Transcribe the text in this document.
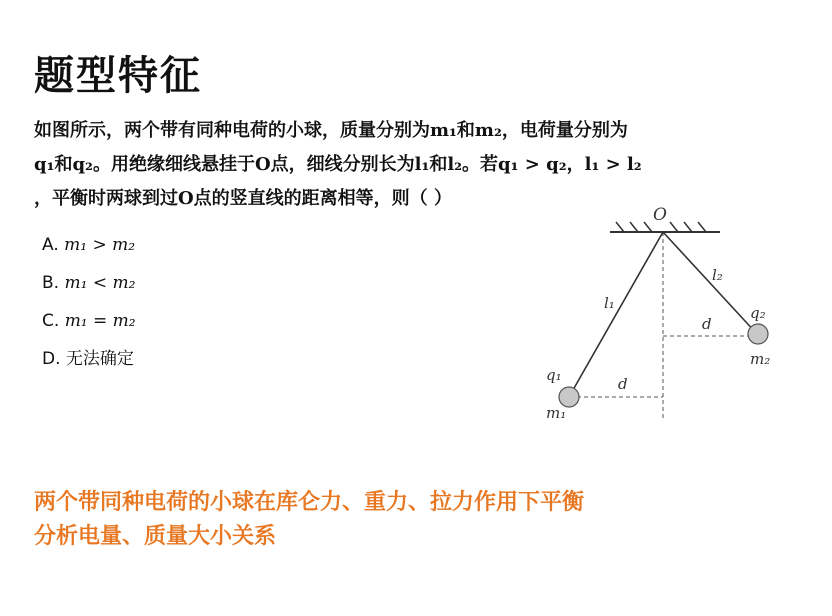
题型特征
如图所示，两个带有同种电荷的小球，质量分别为m₁和m₂，电荷量分别为
q₁和q₂。用绝缘细线悬挂于O点，细线分别长为l₁和l₂。若q₁ > q₂，l₁ > l₂
，平衡时两球到过O点的竖直线的距离相等，则（ ）
A. m₁ > m₂
B. m₁ < m₂
C. m₁ = m₂
D. 无法确定
O
l₁
l₂
d
d
q₁
m₁
q₂
m₂
两个带同种电荷的小球在库仑力、重力、拉力作用下平衡
分析电量、质量大小关系
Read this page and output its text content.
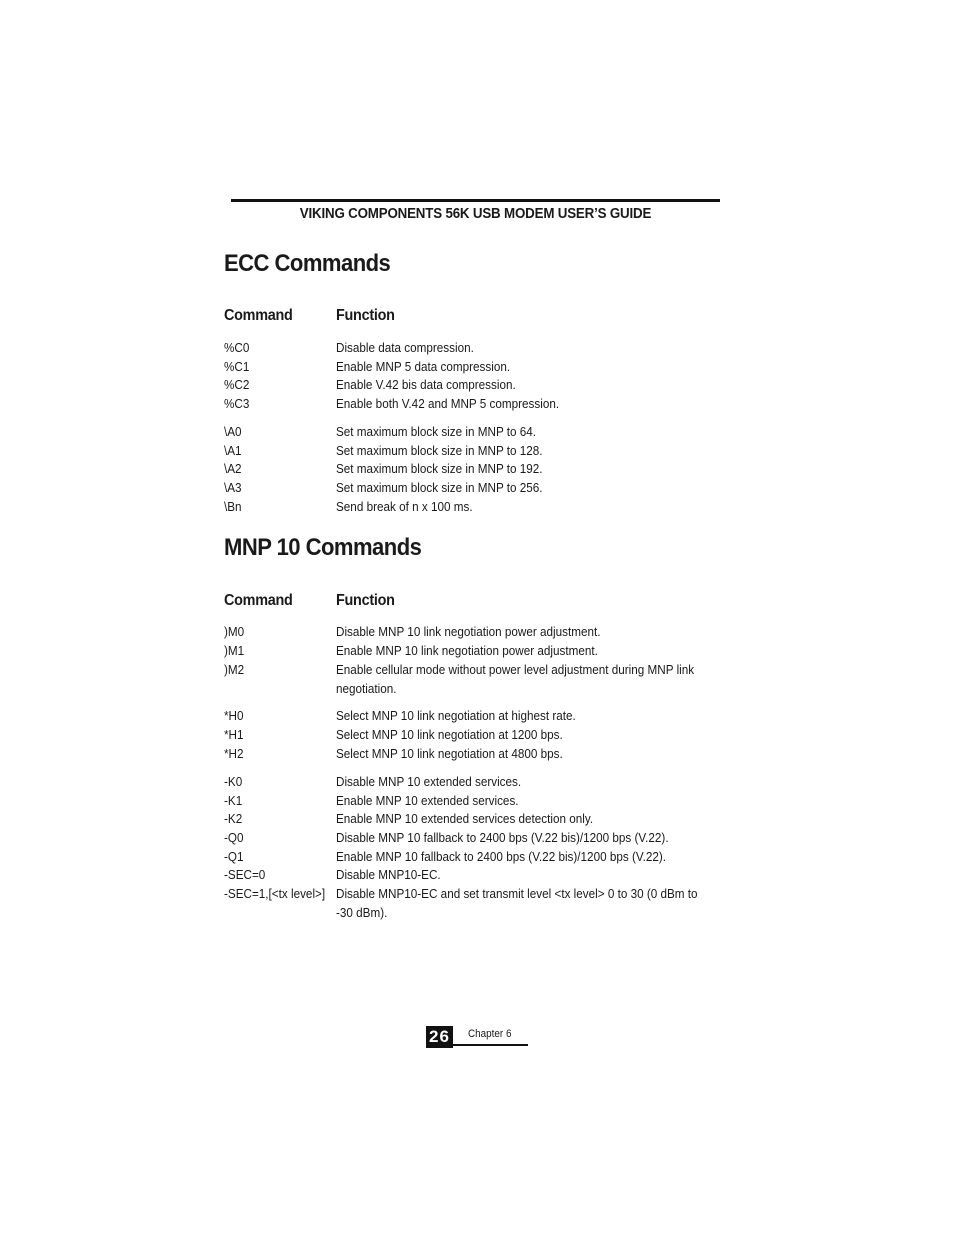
VIKING COMPONENTS 56K USB MODEM USER’S GUIDE
ECC Commands
Command	Function
%C0	Disable data compression.
%C1	Enable MNP 5 data compression.
%C2	Enable V.42 bis data compression.
%C3	Enable both V.42 and MNP 5 compression.
\A0	Set maximum block size in MNP to 64.
\A1	Set maximum block size in MNP to 128.
\A2	Set maximum block size in MNP to 192.
\A3	Set maximum block size in MNP to 256.
\Bn	Send break of n x 100 ms.
MNP 10 Commands
Command	Function
)M0	Disable MNP 10 link negotiation power adjustment.
)M1	Enable MNP 10 link negotiation power adjustment.
)M2	Enable cellular mode without power level adjustment during MNP link negotiation.
*H0	Select MNP 10 link negotiation at highest rate.
*H1	Select MNP 10 link negotiation at 1200 bps.
*H2	Select MNP 10 link negotiation at 4800 bps.
-K0	Disable MNP 10 extended services.
-K1	Enable MNP 10 extended services.
-K2	Enable MNP 10 extended services detection only.
-Q0	Disable MNP 10 fallback to 2400 bps (V.22 bis)/1200 bps (V.22).
-Q1	Enable MNP 10 fallback to 2400 bps (V.22 bis)/1200 bps (V.22).
-SEC=0	Disable MNP10-EC.
-SEC=1,[<tx level>] Disable MNP10-EC and set transmit level <tx level> 0 to 30 (0 dBm to -30 dBm).
26 Chapter 6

Directions for this task - Scan the records above for the string "compression", then report every line that contains it.

Right answer -
%C0	Disable data compression.
%C1	Enable MNP 5 data compression.
%C2	Enable V.42 bis data compression.
%C3	Enable both V.42 and MNP 5 compression.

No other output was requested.